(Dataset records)

——

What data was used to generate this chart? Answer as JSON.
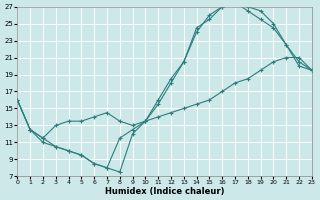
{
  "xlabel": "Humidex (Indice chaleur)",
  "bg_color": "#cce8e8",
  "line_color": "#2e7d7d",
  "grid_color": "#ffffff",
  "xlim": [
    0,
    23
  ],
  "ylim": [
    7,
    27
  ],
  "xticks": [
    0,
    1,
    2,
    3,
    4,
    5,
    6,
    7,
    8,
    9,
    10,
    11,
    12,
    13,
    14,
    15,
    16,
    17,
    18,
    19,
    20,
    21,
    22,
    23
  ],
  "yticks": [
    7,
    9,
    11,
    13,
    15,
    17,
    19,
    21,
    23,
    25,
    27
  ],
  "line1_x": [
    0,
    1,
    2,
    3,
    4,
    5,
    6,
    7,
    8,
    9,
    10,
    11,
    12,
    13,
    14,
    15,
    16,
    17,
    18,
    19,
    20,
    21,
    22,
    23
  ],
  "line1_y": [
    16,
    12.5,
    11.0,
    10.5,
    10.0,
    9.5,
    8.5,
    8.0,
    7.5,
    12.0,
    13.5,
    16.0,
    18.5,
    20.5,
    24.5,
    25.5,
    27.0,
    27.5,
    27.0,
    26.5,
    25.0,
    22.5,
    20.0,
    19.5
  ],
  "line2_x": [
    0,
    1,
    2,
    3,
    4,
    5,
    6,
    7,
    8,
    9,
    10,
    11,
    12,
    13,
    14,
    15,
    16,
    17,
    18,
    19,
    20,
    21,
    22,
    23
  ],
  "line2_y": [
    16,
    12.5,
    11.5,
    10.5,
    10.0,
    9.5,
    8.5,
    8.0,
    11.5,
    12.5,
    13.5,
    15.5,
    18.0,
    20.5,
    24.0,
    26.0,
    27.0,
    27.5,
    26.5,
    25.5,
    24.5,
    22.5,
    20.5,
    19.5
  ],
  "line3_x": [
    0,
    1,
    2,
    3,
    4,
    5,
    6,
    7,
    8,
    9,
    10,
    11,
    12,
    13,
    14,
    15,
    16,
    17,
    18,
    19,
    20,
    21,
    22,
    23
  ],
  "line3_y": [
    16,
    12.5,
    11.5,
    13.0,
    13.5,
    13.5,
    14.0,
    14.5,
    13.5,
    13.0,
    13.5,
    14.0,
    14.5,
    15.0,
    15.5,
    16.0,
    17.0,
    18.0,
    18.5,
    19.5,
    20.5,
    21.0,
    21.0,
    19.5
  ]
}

——

Above are the records; reproduce them exactly and leave out the pictures.

What data was used to generate this chart? Answer as JSON.
{
  "xlabel": "Humidex (Indice chaleur)",
  "bg_color": "#cce8e8",
  "line_color": "#2e7d7d",
  "grid_color": "#ffffff",
  "xlim": [
    0,
    23
  ],
  "ylim": [
    7,
    27
  ],
  "xticks": [
    0,
    1,
    2,
    3,
    4,
    5,
    6,
    7,
    8,
    9,
    10,
    11,
    12,
    13,
    14,
    15,
    16,
    17,
    18,
    19,
    20,
    21,
    22,
    23
  ],
  "yticks": [
    7,
    9,
    11,
    13,
    15,
    17,
    19,
    21,
    23,
    25,
    27
  ],
  "line1_x": [
    0,
    1,
    2,
    3,
    4,
    5,
    6,
    7,
    8,
    9,
    10,
    11,
    12,
    13,
    14,
    15,
    16,
    17,
    18,
    19,
    20,
    21,
    22,
    23
  ],
  "line1_y": [
    16,
    12.5,
    11.0,
    10.5,
    10.0,
    9.5,
    8.5,
    8.0,
    7.5,
    12.0,
    13.5,
    16.0,
    18.5,
    20.5,
    24.5,
    25.5,
    27.0,
    27.5,
    27.0,
    26.5,
    25.0,
    22.5,
    20.0,
    19.5
  ],
  "line2_x": [
    0,
    1,
    2,
    3,
    4,
    5,
    6,
    7,
    8,
    9,
    10,
    11,
    12,
    13,
    14,
    15,
    16,
    17,
    18,
    19,
    20,
    21,
    22,
    23
  ],
  "line2_y": [
    16,
    12.5,
    11.5,
    10.5,
    10.0,
    9.5,
    8.5,
    8.0,
    11.5,
    12.5,
    13.5,
    15.5,
    18.0,
    20.5,
    24.0,
    26.0,
    27.0,
    27.5,
    26.5,
    25.5,
    24.5,
    22.5,
    20.5,
    19.5
  ],
  "line3_x": [
    0,
    1,
    2,
    3,
    4,
    5,
    6,
    7,
    8,
    9,
    10,
    11,
    12,
    13,
    14,
    15,
    16,
    17,
    18,
    19,
    20,
    21,
    22,
    23
  ],
  "line3_y": [
    16,
    12.5,
    11.5,
    13.0,
    13.5,
    13.5,
    14.0,
    14.5,
    13.5,
    13.0,
    13.5,
    14.0,
    14.5,
    15.0,
    15.5,
    16.0,
    17.0,
    18.0,
    18.5,
    19.5,
    20.5,
    21.0,
    21.0,
    19.5
  ]
}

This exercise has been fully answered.